(Rows from a figure dataset)
====================
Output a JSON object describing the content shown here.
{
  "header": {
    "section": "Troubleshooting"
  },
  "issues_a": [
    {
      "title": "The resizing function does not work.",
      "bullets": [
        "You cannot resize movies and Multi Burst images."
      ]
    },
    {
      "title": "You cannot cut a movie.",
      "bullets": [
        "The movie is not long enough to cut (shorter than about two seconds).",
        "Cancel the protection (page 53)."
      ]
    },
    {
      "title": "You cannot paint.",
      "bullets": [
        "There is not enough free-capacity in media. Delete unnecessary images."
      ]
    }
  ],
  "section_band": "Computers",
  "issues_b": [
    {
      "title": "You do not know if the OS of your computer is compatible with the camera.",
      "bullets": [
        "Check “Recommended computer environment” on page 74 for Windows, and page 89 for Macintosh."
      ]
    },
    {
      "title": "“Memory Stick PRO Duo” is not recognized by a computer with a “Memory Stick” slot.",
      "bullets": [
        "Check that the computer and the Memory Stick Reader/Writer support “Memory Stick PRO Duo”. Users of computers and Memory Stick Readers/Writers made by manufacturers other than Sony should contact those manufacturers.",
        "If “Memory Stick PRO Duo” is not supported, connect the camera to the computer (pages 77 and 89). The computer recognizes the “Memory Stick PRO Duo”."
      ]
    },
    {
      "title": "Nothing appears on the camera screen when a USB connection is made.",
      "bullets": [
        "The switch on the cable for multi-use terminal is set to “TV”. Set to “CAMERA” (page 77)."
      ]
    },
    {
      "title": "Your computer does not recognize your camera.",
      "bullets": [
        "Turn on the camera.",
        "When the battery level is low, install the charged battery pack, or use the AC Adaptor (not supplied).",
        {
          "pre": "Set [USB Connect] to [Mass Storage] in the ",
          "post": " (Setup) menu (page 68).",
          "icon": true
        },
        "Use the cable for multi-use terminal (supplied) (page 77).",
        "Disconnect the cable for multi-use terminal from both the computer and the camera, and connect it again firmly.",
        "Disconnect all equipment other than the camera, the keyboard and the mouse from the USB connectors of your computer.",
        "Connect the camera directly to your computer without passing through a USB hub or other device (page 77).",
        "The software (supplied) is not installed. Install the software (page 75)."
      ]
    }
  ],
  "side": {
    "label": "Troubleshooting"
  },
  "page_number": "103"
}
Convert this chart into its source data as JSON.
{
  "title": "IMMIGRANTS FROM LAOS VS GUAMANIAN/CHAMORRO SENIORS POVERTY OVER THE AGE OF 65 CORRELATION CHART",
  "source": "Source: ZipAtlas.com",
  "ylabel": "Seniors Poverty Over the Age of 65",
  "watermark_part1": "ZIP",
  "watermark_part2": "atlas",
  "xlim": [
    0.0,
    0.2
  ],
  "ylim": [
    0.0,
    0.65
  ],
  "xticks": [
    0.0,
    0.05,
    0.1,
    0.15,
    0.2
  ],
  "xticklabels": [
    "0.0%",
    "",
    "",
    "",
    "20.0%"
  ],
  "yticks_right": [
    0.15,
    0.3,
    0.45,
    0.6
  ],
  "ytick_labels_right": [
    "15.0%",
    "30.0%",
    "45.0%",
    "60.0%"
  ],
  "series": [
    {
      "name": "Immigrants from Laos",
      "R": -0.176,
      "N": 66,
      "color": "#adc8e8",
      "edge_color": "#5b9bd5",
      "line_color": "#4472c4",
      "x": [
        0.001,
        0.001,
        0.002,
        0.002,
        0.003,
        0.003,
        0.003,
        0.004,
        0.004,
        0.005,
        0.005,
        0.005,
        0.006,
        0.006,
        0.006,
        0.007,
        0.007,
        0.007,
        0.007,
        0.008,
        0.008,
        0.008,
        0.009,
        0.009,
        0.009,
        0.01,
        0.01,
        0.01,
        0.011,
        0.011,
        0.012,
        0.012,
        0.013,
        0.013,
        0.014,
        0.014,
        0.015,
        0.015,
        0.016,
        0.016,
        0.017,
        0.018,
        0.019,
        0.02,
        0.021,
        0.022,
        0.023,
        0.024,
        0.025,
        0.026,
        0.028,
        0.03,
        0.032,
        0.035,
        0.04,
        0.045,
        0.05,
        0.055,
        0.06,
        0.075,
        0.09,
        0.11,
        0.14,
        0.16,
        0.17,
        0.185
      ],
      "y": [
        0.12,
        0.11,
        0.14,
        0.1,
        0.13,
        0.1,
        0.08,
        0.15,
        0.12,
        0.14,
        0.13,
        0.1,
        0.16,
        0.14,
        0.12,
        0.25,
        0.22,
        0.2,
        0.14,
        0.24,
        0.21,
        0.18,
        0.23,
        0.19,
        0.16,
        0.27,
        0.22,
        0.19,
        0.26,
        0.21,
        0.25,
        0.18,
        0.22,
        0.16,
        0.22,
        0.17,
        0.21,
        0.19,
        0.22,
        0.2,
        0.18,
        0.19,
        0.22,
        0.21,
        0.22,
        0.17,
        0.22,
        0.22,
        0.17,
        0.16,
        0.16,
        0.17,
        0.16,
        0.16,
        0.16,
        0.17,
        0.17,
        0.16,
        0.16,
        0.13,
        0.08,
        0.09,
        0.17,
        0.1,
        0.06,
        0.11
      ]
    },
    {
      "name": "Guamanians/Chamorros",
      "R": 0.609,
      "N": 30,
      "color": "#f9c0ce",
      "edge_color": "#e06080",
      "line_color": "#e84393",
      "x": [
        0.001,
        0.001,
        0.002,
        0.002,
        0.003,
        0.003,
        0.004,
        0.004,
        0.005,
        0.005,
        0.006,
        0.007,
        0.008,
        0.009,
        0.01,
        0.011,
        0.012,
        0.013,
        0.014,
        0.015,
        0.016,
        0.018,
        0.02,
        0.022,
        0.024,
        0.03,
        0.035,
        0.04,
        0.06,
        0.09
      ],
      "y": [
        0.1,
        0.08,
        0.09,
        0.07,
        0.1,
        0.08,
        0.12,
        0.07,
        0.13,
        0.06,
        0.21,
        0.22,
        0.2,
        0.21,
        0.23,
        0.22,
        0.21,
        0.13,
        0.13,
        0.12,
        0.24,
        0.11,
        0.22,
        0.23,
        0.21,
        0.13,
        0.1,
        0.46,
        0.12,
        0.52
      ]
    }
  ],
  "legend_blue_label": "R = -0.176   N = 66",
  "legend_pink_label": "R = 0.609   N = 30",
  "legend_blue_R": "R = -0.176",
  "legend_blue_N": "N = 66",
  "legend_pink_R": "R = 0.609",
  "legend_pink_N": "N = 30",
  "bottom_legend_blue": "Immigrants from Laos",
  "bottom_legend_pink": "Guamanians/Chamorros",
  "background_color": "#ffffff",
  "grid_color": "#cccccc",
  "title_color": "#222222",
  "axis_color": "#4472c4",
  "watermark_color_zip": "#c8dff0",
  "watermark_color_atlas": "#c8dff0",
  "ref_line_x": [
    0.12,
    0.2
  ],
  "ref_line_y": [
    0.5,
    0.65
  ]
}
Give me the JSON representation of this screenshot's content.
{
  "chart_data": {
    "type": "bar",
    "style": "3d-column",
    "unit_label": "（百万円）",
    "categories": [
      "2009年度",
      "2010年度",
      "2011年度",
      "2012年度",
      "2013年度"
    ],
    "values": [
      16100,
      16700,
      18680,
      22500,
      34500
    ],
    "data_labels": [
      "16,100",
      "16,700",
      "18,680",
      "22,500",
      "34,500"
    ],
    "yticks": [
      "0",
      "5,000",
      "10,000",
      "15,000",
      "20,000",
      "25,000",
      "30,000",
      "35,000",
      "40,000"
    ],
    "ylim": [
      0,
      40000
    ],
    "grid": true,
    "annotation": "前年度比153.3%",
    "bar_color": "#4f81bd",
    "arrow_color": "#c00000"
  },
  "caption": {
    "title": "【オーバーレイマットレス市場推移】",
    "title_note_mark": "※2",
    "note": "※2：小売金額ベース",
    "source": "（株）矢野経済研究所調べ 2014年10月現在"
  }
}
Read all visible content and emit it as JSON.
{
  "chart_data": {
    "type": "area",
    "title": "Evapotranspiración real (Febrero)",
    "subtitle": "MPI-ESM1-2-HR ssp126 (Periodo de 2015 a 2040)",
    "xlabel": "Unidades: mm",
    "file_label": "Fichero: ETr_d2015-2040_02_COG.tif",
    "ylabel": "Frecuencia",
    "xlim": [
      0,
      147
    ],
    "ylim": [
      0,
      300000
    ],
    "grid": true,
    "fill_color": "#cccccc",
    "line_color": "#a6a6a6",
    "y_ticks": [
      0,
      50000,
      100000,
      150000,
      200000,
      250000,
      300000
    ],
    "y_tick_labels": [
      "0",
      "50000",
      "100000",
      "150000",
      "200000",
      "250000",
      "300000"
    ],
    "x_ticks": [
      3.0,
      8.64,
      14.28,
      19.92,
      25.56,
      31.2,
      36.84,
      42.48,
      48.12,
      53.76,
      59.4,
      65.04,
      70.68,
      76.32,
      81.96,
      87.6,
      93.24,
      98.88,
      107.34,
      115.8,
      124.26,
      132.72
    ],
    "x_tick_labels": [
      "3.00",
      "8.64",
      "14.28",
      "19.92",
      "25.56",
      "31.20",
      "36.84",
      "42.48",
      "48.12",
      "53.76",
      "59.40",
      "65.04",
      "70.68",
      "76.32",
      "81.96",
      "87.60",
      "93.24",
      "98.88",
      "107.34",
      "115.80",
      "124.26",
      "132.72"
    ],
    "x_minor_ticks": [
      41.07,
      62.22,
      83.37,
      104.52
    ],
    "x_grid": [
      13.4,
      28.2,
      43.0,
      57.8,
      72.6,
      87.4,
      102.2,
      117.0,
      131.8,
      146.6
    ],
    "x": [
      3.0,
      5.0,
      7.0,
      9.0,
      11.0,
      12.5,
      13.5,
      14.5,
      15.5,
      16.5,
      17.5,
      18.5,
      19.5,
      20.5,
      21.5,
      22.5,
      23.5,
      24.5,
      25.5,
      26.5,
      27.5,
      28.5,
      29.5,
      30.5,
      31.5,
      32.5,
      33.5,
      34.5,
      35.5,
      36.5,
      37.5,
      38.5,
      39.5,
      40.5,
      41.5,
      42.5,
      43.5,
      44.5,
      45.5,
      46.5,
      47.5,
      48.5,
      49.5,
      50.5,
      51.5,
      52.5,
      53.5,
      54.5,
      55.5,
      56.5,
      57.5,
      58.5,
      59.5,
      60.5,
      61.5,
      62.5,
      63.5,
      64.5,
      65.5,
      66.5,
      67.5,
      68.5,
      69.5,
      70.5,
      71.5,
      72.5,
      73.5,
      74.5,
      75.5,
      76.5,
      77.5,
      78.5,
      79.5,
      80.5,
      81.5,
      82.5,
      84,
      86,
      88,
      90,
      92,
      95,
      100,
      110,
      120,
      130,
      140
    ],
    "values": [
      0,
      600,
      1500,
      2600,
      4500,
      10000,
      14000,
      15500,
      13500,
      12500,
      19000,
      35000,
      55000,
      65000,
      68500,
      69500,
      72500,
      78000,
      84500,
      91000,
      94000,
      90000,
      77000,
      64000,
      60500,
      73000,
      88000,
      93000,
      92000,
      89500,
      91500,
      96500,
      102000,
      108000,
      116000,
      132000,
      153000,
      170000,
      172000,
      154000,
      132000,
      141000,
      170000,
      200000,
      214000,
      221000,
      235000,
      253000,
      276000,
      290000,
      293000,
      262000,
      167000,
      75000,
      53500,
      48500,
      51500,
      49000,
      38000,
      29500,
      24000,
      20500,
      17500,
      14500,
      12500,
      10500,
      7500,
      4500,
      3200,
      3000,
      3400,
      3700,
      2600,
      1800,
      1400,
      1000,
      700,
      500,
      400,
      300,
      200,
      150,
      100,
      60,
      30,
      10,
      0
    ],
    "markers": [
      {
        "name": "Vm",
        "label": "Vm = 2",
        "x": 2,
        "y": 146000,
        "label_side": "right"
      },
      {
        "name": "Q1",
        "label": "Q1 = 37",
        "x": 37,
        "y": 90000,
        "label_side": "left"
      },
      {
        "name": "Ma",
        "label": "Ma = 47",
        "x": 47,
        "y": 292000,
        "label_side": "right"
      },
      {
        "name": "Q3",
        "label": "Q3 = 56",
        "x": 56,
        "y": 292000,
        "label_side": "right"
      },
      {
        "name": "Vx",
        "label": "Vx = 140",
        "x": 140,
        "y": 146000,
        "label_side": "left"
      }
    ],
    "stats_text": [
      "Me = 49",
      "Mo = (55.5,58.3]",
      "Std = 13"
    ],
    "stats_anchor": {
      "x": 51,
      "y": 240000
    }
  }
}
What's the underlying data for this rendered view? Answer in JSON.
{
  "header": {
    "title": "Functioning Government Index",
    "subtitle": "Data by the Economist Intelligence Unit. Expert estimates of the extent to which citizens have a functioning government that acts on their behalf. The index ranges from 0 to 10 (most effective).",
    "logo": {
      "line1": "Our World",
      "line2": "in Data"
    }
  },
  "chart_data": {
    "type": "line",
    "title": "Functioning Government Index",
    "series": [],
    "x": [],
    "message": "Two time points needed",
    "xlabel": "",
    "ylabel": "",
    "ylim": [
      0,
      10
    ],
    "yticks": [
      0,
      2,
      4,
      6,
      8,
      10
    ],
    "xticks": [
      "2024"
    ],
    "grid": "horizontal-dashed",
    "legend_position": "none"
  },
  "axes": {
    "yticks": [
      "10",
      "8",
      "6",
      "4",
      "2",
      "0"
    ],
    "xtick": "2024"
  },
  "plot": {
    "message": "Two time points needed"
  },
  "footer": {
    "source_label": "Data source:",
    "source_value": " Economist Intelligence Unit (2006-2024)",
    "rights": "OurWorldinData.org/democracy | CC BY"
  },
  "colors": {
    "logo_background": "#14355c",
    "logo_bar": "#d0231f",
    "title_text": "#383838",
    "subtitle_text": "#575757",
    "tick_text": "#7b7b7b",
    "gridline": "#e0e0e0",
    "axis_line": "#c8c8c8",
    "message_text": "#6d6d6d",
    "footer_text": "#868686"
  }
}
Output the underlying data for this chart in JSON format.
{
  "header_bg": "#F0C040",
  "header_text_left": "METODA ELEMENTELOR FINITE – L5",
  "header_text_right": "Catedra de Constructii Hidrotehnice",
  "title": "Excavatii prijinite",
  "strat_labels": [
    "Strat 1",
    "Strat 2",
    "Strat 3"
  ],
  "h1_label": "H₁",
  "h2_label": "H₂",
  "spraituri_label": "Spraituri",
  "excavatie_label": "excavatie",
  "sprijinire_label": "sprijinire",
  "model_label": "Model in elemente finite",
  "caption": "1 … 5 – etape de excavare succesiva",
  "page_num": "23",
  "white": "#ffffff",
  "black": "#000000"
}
====================
### Your task
Using the records above, pull out each line where the word "Intelligence" occurs.

### Written solution
    "subtitle": "Data by the Economist Intelligence Unit. Expert estimates of the extent to which citizens have a functioning government that acts on their behalf. The index ranges from 0 to 10 (most effective).",
    "source_value": " Economist Intelligence Unit (2006-2024)",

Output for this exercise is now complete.